Data records
--

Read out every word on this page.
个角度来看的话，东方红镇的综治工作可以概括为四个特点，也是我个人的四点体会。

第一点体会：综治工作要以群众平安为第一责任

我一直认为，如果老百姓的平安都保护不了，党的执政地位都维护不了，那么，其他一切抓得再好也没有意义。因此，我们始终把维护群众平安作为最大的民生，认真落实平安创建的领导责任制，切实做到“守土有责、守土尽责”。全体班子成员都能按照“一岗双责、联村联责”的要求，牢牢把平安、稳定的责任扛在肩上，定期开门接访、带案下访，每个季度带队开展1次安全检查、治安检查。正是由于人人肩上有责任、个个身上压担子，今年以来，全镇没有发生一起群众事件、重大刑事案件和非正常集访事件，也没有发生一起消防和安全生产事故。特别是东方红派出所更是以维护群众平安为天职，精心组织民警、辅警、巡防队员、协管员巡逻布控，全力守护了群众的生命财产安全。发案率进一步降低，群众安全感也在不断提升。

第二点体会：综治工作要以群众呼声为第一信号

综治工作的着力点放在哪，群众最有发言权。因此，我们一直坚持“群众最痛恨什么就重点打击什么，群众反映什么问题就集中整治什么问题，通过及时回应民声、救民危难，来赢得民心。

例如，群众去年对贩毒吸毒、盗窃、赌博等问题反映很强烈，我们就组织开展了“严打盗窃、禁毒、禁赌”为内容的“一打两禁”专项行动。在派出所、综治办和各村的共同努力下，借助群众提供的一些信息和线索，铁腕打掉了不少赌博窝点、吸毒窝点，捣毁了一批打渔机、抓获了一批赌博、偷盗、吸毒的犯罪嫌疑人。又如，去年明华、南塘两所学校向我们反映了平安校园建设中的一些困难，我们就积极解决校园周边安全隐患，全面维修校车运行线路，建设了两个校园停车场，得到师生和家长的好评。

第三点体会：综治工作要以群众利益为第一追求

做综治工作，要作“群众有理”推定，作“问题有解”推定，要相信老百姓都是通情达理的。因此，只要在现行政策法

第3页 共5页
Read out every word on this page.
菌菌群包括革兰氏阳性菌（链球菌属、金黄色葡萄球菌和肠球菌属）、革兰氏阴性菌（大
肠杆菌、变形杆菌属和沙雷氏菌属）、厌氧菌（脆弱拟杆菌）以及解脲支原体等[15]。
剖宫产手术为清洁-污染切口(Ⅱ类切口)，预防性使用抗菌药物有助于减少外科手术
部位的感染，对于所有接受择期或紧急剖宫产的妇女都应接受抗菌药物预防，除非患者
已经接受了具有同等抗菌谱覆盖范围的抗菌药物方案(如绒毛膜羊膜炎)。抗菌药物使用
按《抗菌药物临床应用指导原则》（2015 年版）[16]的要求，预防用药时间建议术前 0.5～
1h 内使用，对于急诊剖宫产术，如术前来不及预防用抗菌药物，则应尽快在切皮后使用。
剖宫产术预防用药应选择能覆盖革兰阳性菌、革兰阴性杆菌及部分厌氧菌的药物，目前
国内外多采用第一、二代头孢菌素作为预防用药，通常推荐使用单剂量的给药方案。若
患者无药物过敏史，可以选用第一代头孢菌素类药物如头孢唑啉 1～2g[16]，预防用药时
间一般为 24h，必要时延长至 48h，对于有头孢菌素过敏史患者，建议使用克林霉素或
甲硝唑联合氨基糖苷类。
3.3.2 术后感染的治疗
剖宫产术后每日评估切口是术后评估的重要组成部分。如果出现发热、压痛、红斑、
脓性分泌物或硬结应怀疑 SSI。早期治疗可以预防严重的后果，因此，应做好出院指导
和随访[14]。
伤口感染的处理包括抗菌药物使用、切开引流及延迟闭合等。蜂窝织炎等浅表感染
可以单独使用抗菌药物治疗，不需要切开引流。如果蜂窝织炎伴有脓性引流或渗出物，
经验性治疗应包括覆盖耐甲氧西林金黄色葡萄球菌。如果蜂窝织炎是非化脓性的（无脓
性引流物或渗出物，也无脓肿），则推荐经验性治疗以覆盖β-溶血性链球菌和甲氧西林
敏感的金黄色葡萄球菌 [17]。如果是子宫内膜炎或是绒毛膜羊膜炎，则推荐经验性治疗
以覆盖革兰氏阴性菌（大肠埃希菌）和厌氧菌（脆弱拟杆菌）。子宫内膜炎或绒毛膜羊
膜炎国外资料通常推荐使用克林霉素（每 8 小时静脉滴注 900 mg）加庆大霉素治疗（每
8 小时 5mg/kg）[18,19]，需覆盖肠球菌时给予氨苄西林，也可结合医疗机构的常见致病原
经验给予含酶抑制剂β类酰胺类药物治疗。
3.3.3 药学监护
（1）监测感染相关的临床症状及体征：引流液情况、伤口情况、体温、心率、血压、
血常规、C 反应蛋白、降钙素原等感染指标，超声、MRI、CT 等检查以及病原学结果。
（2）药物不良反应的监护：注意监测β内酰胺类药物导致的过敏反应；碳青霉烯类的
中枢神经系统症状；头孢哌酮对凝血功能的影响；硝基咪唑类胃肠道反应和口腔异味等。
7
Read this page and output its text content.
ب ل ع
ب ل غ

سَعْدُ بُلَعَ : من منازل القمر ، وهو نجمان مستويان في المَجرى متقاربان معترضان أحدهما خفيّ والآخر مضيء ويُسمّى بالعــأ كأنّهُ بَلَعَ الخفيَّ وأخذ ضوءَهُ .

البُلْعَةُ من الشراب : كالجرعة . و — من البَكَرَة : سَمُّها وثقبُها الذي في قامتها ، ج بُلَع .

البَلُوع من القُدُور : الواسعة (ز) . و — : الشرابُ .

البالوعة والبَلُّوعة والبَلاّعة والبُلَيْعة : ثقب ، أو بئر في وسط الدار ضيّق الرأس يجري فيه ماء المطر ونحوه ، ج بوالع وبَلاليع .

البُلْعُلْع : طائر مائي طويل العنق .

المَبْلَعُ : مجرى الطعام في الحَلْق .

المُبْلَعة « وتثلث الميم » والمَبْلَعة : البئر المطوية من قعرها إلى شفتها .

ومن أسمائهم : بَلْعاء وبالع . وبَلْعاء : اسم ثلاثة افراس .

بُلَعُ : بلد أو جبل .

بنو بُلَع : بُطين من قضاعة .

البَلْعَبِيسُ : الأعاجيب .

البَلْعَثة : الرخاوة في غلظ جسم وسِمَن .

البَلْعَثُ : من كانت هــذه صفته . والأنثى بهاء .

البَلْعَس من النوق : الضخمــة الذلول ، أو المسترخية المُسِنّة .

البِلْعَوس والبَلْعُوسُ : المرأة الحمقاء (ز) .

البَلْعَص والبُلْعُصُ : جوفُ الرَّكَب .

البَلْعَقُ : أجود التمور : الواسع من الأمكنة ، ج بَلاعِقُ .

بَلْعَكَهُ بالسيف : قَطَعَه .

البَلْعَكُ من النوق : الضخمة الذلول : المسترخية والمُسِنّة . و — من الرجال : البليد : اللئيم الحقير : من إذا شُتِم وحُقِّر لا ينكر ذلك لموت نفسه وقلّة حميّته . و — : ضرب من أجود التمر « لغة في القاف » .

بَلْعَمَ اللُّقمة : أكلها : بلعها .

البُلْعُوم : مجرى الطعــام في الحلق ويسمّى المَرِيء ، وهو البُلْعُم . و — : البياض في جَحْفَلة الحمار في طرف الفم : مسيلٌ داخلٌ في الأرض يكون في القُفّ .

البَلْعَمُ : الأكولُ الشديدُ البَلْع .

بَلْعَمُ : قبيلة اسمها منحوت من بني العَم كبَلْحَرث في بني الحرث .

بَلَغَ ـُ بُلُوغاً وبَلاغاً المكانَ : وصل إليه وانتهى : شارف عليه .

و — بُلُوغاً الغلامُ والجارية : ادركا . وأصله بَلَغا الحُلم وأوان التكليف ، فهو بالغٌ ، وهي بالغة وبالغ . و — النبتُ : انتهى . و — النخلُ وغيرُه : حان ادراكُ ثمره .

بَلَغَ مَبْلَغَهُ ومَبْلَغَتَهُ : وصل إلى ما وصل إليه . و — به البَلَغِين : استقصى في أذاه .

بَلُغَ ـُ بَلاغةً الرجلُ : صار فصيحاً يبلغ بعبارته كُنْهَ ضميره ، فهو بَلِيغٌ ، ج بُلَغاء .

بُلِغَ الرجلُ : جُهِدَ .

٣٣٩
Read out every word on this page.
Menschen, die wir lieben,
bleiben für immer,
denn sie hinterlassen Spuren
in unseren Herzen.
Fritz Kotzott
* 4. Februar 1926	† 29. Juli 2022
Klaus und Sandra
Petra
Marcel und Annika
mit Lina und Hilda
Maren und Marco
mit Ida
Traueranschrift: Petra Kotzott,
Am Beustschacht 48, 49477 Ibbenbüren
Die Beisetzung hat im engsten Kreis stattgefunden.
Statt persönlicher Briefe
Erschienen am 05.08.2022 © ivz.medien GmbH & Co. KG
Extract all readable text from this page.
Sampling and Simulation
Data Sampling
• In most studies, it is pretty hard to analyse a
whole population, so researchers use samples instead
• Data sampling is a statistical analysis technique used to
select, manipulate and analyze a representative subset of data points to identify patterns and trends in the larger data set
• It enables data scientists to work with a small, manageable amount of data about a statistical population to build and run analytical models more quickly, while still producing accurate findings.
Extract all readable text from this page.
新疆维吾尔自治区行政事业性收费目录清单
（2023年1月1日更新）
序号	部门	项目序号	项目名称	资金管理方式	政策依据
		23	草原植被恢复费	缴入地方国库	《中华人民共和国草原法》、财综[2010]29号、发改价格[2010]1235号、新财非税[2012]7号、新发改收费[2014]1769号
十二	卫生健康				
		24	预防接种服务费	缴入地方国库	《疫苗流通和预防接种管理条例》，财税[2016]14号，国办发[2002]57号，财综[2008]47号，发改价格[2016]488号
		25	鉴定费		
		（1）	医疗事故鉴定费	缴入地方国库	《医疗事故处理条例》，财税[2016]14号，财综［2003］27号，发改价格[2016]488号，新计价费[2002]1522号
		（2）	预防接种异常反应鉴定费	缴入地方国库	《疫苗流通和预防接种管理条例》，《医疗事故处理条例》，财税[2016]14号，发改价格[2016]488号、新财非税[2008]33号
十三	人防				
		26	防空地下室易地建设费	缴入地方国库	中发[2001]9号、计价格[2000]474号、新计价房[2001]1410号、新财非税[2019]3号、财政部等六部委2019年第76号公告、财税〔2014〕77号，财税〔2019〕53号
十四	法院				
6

--

§ Exercise instructions:
Find the lines above that include the string "الرجل" and copy them.

§ Solution to the problem:
بَلُغَ ـُ بَلاغةً الرجلُ : صار فصيحاً يبلغ بعبارته كُنْهَ ضميره ، فهو بَلِيغٌ ، ج بُلَغاء .
بُلِغَ الرجلُ : جُهِدَ .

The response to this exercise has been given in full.